SET PROBLEM:
Go through the entries below and retype them exactly, omitting each picture.

[Start of SUPPLIED RECORDS]

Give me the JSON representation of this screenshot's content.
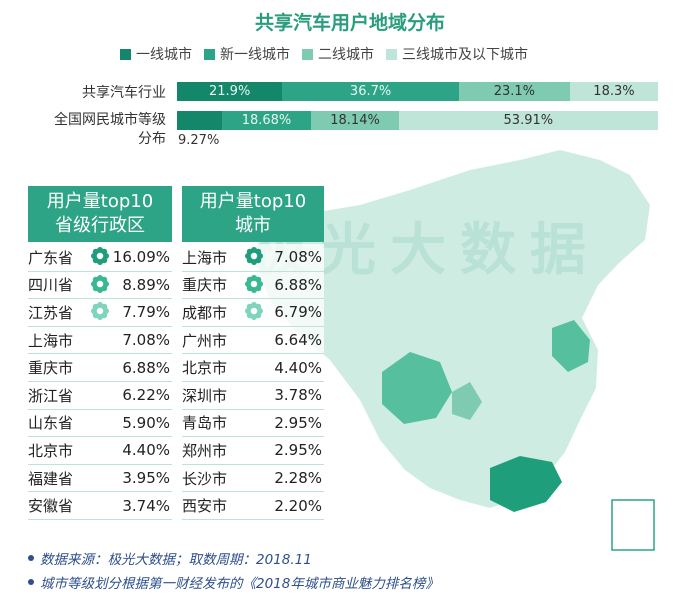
{
  "title": "共享汽车用户地域分布",
  "watermark": "极光大数据",
  "colors": {
    "tier1": "#14876a",
    "new_tier1": "#2ea486",
    "tier2": "#7fcbb2",
    "tier3": "#bfe4d8",
    "header_bg": "#2ea486",
    "map": "#a8dccb",
    "map_highlight": "#3ab894"
  },
  "chart_data": {
    "type": "bar",
    "orientation": "horizontal",
    "stacked": true,
    "title": "共享汽车用户地域分布",
    "categories": [
      "共享汽车行业",
      "全国网民城市等级分布"
    ],
    "category_display": [
      "共享汽车行业",
      "全国网民城市等级",
      "分布"
    ],
    "series": [
      {
        "name": "一线城市",
        "values": [
          21.9,
          9.27
        ],
        "labels": [
          "21.9%",
          "9.27%"
        ]
      },
      {
        "name": "新一线城市",
        "values": [
          36.7,
          18.68
        ],
        "labels": [
          "36.7%",
          "18.68%"
        ]
      },
      {
        "name": "二线城市",
        "values": [
          23.1,
          18.14
        ],
        "labels": [
          "23.1%",
          "18.14%"
        ]
      },
      {
        "name": "三线城市及以下城市",
        "values": [
          18.3,
          53.91
        ],
        "labels": [
          "18.3%",
          "53.91%"
        ]
      }
    ],
    "xlim": [
      0,
      100
    ],
    "legend": "top"
  },
  "province_table": {
    "header_line1": "用户量top10",
    "header_line2": "省级行政区",
    "rows": [
      {
        "name": "广东省",
        "value": "16.09%",
        "medal": "gold"
      },
      {
        "name": "四川省",
        "value": "8.89%",
        "medal": "silver"
      },
      {
        "name": "江苏省",
        "value": "7.79%",
        "medal": "bronze"
      },
      {
        "name": "上海市",
        "value": "7.08%",
        "medal": ""
      },
      {
        "name": "重庆市",
        "value": "6.88%",
        "medal": ""
      },
      {
        "name": "浙江省",
        "value": "6.22%",
        "medal": ""
      },
      {
        "name": "山东省",
        "value": "5.90%",
        "medal": ""
      },
      {
        "name": "北京市",
        "value": "4.40%",
        "medal": ""
      },
      {
        "name": "福建省",
        "value": "3.95%",
        "medal": ""
      },
      {
        "name": "安徽省",
        "value": "3.74%",
        "medal": ""
      }
    ]
  },
  "city_table": {
    "header_line1": "用户量top10",
    "header_line2": "城市",
    "rows": [
      {
        "name": "上海市",
        "value": "7.08%",
        "medal": "gold"
      },
      {
        "name": "重庆市",
        "value": "6.88%",
        "medal": "silver"
      },
      {
        "name": "成都市",
        "value": "6.79%",
        "medal": "bronze"
      },
      {
        "name": "广州市",
        "value": "6.64%",
        "medal": ""
      },
      {
        "name": "北京市",
        "value": "4.40%",
        "medal": ""
      },
      {
        "name": "深圳市",
        "value": "3.78%",
        "medal": ""
      },
      {
        "name": "青岛市",
        "value": "2.95%",
        "medal": ""
      },
      {
        "name": "郑州市",
        "value": "2.95%",
        "medal": ""
      },
      {
        "name": "长沙市",
        "value": "2.28%",
        "medal": ""
      },
      {
        "name": "西安市",
        "value": "2.20%",
        "medal": ""
      }
    ]
  },
  "notes": [
    "数据来源：极光大数据；取数周期：2018.11",
    "城市等级划分根据第一财经发布的《2018年城市商业魅力排名榜》"
  ]
}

[End of SUPPLIED RECORDS]

REPLY:
Give me the JSON representation of this screenshot's content.
{
  "title": "共享汽车用户地域分布",
  "watermark": "极光大数据",
  "colors": {
    "tier1": "#14876a",
    "new_tier1": "#2ea486",
    "tier2": "#7fcbb2",
    "tier3": "#bfe4d8",
    "header_bg": "#2ea486",
    "map": "#a8dccb",
    "map_highlight": "#3ab894"
  },
  "chart_data": {
    "type": "bar",
    "orientation": "horizontal",
    "stacked": true,
    "title": "共享汽车用户地域分布",
    "categories": [
      "共享汽车行业",
      "全国网民城市等级分布"
    ],
    "category_display": [
      "共享汽车行业",
      "全国网民城市等级",
      "分布"
    ],
    "series": [
      {
        "name": "一线城市",
        "values": [
          21.9,
          9.27
        ],
        "labels": [
          "21.9%",
          "9.27%"
        ]
      },
      {
        "name": "新一线城市",
        "values": [
          36.7,
          18.68
        ],
        "labels": [
          "36.7%",
          "18.68%"
        ]
      },
      {
        "name": "二线城市",
        "values": [
          23.1,
          18.14
        ],
        "labels": [
          "23.1%",
          "18.14%"
        ]
      },
      {
        "name": "三线城市及以下城市",
        "values": [
          18.3,
          53.91
        ],
        "labels": [
          "18.3%",
          "53.91%"
        ]
      }
    ],
    "xlim": [
      0,
      100
    ],
    "legend": "top"
  },
  "province_table": {
    "header_line1": "用户量top10",
    "header_line2": "省级行政区",
    "rows": [
      {
        "name": "广东省",
        "value": "16.09%",
        "medal": "gold"
      },
      {
        "name": "四川省",
        "value": "8.89%",
        "medal": "silver"
      },
      {
        "name": "江苏省",
        "value": "7.79%",
        "medal": "bronze"
      },
      {
        "name": "上海市",
        "value": "7.08%",
        "medal": ""
      },
      {
        "name": "重庆市",
        "value": "6.88%",
        "medal": ""
      },
      {
        "name": "浙江省",
        "value": "6.22%",
        "medal": ""
      },
      {
        "name": "山东省",
        "value": "5.90%",
        "medal": ""
      },
      {
        "name": "北京市",
        "value": "4.40%",
        "medal": ""
      },
      {
        "name": "福建省",
        "value": "3.95%",
        "medal": ""
      },
      {
        "name": "安徽省",
        "value": "3.74%",
        "medal": ""
      }
    ]
  },
  "city_table": {
    "header_line1": "用户量top10",
    "header_line2": "城市",
    "rows": [
      {
        "name": "上海市",
        "value": "7.08%",
        "medal": "gold"
      },
      {
        "name": "重庆市",
        "value": "6.88%",
        "medal": "silver"
      },
      {
        "name": "成都市",
        "value": "6.79%",
        "medal": "bronze"
      },
      {
        "name": "广州市",
        "value": "6.64%",
        "medal": ""
      },
      {
        "name": "北京市",
        "value": "4.40%",
        "medal": ""
      },
      {
        "name": "深圳市",
        "value": "3.78%",
        "medal": ""
      },
      {
        "name": "青岛市",
        "value": "2.95%",
        "medal": ""
      },
      {
        "name": "郑州市",
        "value": "2.95%",
        "medal": ""
      },
      {
        "name": "长沙市",
        "value": "2.28%",
        "medal": ""
      },
      {
        "name": "西安市",
        "value": "2.20%",
        "medal": ""
      }
    ]
  },
  "notes": [
    "数据来源：极光大数据；取数周期：2018.11",
    "城市等级划分根据第一财经发布的《2018年城市商业魅力排名榜》"
  ]
}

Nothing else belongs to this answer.